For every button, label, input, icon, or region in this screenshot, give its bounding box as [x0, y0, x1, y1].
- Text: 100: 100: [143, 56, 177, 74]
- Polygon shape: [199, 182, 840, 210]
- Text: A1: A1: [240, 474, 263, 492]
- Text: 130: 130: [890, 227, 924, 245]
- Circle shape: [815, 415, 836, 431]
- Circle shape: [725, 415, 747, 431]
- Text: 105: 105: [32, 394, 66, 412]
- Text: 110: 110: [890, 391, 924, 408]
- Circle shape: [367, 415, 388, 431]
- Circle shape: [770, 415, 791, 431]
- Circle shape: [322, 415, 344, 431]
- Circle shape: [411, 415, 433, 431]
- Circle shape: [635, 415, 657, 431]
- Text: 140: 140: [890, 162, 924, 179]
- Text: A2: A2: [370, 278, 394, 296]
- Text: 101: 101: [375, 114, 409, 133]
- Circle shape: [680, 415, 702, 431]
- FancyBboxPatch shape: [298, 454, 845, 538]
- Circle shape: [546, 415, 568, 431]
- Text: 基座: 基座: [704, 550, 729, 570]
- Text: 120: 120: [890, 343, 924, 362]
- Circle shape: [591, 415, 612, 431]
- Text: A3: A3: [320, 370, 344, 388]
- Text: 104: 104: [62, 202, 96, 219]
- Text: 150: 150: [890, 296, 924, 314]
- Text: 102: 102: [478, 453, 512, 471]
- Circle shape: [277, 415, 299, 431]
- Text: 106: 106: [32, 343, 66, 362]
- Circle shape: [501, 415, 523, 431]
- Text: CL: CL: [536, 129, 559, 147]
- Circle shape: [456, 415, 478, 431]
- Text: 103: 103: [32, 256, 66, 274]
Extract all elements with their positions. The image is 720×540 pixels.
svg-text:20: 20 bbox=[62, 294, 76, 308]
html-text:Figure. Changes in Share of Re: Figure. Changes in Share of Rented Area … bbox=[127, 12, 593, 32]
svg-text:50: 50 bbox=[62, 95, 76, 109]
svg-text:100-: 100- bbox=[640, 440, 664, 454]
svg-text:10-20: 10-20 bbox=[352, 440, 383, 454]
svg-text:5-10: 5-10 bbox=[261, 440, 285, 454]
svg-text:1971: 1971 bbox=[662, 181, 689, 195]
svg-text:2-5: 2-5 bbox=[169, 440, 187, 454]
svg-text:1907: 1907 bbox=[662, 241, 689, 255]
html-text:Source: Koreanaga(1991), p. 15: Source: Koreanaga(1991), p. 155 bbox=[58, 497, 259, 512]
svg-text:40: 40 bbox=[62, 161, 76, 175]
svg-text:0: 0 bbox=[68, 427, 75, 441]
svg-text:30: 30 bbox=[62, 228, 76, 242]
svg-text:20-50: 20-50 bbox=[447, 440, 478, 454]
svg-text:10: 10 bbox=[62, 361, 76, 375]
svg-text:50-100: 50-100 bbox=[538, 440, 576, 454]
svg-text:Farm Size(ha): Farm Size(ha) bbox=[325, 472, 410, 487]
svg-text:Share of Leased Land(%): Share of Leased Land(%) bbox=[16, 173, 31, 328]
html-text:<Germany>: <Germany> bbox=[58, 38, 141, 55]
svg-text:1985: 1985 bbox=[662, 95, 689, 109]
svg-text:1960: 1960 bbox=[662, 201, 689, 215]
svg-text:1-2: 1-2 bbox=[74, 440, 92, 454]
==============================
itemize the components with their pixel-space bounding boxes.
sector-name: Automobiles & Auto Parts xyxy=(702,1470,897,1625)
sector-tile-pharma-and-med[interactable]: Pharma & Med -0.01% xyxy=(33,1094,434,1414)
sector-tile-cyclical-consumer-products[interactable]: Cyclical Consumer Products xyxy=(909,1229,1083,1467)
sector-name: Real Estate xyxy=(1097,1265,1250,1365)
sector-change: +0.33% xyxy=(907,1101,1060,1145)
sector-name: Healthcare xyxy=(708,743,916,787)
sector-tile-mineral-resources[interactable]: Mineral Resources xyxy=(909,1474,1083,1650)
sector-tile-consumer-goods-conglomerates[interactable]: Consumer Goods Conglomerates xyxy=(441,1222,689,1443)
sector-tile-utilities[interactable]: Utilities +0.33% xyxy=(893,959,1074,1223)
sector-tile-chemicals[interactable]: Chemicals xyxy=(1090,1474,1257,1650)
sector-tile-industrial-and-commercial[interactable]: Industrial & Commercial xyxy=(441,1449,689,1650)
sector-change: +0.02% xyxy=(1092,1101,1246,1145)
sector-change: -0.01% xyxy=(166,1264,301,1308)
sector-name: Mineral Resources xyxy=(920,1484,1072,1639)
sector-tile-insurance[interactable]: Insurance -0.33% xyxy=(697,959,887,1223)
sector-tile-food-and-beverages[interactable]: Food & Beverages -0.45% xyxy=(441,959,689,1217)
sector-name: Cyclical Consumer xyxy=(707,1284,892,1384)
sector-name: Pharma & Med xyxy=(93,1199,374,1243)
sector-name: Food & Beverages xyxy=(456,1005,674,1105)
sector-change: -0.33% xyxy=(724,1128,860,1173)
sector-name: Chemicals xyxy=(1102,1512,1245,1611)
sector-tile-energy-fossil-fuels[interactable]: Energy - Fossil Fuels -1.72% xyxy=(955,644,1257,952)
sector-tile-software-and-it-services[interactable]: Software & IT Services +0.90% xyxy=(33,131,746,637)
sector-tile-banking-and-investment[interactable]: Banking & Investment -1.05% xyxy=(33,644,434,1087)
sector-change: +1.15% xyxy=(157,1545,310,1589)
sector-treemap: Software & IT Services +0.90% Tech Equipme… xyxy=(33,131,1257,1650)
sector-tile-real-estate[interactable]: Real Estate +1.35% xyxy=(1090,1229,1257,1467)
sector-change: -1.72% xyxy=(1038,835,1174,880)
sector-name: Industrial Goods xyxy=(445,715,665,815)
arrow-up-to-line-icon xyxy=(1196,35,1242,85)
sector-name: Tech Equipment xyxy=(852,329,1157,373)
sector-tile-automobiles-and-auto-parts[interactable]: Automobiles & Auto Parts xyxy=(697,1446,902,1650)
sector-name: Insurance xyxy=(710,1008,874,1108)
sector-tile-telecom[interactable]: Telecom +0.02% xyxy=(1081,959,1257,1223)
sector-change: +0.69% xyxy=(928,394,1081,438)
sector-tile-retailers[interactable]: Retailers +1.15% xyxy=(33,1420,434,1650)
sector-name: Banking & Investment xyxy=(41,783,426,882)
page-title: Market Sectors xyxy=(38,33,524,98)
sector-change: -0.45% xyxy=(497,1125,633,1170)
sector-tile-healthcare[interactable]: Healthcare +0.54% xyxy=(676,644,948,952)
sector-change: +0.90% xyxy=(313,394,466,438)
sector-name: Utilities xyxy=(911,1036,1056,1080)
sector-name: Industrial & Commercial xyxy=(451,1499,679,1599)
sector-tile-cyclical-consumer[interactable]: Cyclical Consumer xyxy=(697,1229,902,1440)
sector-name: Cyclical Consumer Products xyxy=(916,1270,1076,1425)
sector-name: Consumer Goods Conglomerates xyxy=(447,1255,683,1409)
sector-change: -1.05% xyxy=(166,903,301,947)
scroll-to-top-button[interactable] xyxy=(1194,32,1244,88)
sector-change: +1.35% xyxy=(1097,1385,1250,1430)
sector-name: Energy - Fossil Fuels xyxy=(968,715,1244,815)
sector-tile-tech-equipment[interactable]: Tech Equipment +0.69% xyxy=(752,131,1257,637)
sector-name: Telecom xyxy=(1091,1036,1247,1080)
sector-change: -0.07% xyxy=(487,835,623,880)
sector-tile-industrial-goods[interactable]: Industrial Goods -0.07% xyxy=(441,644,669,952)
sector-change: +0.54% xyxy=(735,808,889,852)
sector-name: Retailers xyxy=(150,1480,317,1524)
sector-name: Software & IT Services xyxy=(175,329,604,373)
==============================
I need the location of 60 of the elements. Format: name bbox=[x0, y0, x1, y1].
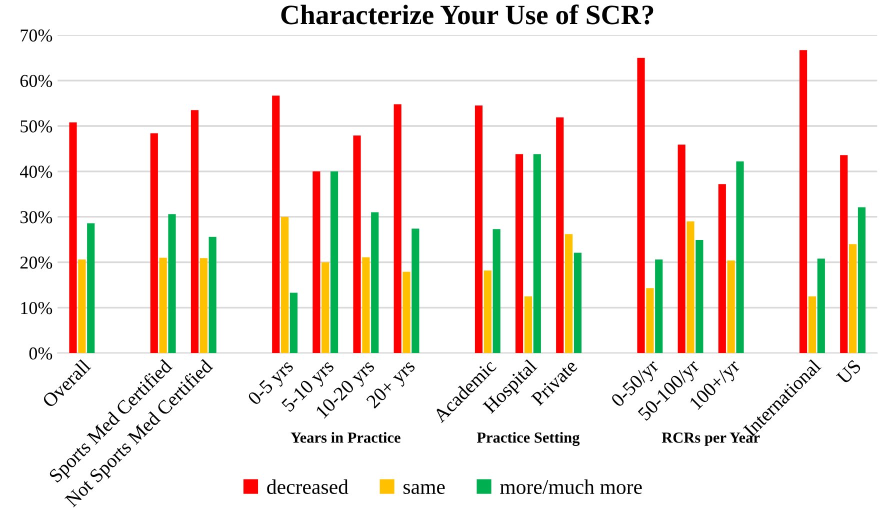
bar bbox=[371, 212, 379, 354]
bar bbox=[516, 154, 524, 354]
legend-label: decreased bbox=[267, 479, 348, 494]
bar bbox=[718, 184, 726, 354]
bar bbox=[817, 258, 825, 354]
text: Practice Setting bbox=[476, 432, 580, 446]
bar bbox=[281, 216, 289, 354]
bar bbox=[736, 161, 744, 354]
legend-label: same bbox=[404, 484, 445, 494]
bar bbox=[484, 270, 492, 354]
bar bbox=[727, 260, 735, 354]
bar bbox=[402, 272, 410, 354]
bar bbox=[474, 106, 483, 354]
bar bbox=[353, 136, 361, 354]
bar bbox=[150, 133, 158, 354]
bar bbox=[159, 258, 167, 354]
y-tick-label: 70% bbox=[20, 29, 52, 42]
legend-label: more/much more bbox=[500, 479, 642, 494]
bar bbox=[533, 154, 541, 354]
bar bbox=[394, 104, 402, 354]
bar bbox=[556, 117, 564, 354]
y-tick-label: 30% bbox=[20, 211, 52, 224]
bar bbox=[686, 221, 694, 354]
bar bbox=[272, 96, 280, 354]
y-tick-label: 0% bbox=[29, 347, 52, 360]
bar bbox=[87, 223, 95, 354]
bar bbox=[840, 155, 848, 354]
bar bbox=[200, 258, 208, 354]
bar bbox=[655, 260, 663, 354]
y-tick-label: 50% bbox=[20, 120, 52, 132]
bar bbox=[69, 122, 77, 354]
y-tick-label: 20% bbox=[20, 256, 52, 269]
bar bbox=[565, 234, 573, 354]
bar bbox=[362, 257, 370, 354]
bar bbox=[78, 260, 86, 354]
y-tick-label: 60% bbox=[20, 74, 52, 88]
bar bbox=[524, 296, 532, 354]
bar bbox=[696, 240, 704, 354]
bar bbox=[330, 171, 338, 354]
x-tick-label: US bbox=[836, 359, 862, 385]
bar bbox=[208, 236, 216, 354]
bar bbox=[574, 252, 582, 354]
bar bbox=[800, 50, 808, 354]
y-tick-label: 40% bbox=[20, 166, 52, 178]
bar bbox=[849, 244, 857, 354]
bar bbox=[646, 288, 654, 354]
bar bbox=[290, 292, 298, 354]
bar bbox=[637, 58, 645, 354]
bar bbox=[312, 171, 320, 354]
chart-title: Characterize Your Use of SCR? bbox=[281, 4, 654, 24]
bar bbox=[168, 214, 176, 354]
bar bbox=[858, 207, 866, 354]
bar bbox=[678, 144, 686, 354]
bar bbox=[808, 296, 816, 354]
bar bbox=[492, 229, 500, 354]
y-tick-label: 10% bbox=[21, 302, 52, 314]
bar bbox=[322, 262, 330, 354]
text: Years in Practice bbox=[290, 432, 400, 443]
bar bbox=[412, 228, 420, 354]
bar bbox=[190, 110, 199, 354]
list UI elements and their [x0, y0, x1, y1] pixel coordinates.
==============================
§ **EXERCISE**
Write out the items from the line containing "itemize the components" up to and including the line containing "Consumer Products xyxy=(909,1229,1083,1467)", each exactly as it appears above.

§ **FINISHED EXERCISE**
itemize the components with their pixel-space bounding boxes.
sector-name: Automobiles & Auto Parts xyxy=(702,1470,897,1625)
sector-tile-pharma-and-med[interactable]: Pharma & Med -0.01% xyxy=(33,1094,434,1414)
sector-tile-cyclical-consumer-products[interactable]: Cyclical Consumer Products xyxy=(909,1229,1083,1467)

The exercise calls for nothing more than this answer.